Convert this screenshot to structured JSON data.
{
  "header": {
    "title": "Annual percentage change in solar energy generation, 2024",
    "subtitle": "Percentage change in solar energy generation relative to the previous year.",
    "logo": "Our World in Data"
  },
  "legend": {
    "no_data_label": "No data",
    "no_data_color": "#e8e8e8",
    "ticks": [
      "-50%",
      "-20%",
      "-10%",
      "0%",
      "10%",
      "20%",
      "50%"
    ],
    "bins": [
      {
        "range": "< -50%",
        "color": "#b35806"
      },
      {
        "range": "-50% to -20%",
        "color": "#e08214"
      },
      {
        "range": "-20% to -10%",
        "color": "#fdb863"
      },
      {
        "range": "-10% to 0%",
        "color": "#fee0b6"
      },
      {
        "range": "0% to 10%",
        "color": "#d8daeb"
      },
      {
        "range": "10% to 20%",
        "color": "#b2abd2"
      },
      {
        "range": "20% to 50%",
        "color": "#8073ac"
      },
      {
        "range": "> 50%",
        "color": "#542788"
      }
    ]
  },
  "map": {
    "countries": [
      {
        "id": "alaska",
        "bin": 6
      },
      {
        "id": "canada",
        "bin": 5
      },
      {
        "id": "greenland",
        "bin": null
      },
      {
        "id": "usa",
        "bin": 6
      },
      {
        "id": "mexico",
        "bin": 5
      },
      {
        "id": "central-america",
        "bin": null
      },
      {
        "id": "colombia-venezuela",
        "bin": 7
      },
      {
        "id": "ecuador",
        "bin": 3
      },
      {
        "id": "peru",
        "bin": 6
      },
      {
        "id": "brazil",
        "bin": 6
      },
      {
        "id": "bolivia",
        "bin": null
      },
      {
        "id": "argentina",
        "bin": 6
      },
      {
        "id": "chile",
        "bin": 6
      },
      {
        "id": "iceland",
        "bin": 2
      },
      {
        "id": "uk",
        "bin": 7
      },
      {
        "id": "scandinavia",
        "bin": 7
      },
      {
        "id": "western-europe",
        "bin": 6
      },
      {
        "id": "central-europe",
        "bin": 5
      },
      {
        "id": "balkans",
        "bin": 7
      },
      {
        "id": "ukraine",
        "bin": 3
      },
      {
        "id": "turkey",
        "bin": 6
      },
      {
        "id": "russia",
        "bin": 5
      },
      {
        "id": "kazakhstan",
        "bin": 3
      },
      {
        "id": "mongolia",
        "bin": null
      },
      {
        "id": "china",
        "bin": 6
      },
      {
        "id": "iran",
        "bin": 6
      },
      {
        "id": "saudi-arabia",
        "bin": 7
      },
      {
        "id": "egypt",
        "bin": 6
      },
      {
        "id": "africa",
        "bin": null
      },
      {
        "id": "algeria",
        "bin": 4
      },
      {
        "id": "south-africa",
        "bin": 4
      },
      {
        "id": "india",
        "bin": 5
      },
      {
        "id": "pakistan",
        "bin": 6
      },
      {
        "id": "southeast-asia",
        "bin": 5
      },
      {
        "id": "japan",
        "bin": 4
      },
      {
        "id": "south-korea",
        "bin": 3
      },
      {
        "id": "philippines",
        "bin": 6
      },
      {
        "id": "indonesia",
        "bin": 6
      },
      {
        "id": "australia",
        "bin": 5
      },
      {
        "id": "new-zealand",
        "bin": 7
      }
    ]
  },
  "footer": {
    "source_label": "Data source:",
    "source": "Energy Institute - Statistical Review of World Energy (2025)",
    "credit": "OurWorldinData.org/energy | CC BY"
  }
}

* * *

- Work required
Return every entry verbatim.

- Problem solution
Convert this screenshot to structured JSON data.
{
  "header": {
    "title": "Annual percentage change in solar energy generation, 2024",
    "subtitle": "Percentage change in solar energy generation relative to the previous year.",
    "logo": "Our World in Data"
  },
  "legend": {
    "no_data_label": "No data",
    "no_data_color": "#e8e8e8",
    "ticks": [
      "-50%",
      "-20%",
      "-10%",
      "0%",
      "10%",
      "20%",
      "50%"
    ],
    "bins": [
      {
        "range": "< -50%",
        "color": "#b35806"
      },
      {
        "range": "-50% to -20%",
        "color": "#e08214"
      },
      {
        "range": "-20% to -10%",
        "color": "#fdb863"
      },
      {
        "range": "-10% to 0%",
        "color": "#fee0b6"
      },
      {
        "range": "0% to 10%",
        "color": "#d8daeb"
      },
      {
        "range": "10% to 20%",
        "color": "#b2abd2"
      },
      {
        "range": "20% to 50%",
        "color": "#8073ac"
      },
      {
        "range": "> 50%",
        "color": "#542788"
      }
    ]
  },
  "map": {
    "countries": [
      {
        "id": "alaska",
        "bin": 6
      },
      {
        "id": "canada",
        "bin": 5
      },
      {
        "id": "greenland",
        "bin": null
      },
      {
        "id": "usa",
        "bin": 6
      },
      {
        "id": "mexico",
        "bin": 5
      },
      {
        "id": "central-america",
        "bin": null
      },
      {
        "id": "colombia-venezuela",
        "bin": 7
      },
      {
        "id": "ecuador",
        "bin": 3
      },
      {
        "id": "peru",
        "bin": 6
      },
      {
        "id": "brazil",
        "bin": 6
      },
      {
        "id": "bolivia",
        "bin": null
      },
      {
        "id": "argentina",
        "bin": 6
      },
      {
        "id": "chile",
        "bin": 6
      },
      {
        "id": "iceland",
        "bin": 2
      },
      {
        "id": "uk",
        "bin": 7
      },
      {
        "id": "scandinavia",
        "bin": 7
      },
      {
        "id": "western-europe",
        "bin": 6
      },
      {
        "id": "central-europe",
        "bin": 5
      },
      {
        "id": "balkans",
        "bin": 7
      },
      {
        "id": "ukraine",
        "bin": 3
      },
      {
        "id": "turkey",
        "bin": 6
      },
      {
        "id": "russia",
        "bin": 5
      },
      {
        "id": "kazakhstan",
        "bin": 3
      },
      {
        "id": "mongolia",
        "bin": null
      },
      {
        "id": "china",
        "bin": 6
      },
      {
        "id": "iran",
        "bin": 6
      },
      {
        "id": "saudi-arabia",
        "bin": 7
      },
      {
        "id": "egypt",
        "bin": 6
      },
      {
        "id": "africa",
        "bin": null
      },
      {
        "id": "algeria",
        "bin": 4
      },
      {
        "id": "south-africa",
        "bin": 4
      },
      {
        "id": "india",
        "bin": 5
      },
      {
        "id": "pakistan",
        "bin": 6
      },
      {
        "id": "southeast-asia",
        "bin": 5
      },
      {
        "id": "japan",
        "bin": 4
      },
      {
        "id": "south-korea",
        "bin": 3
      },
      {
        "id": "philippines",
        "bin": 6
      },
      {
        "id": "indonesia",
        "bin": 6
      },
      {
        "id": "australia",
        "bin": 5
      },
      {
        "id": "new-zealand",
        "bin": 7
      }
    ]
  },
  "footer": {
    "source_label": "Data source:",
    "source": "Energy Institute - Statistical Review of World Energy (2025)",
    "credit": "OurWorldinData.org/energy | CC BY"
  }
}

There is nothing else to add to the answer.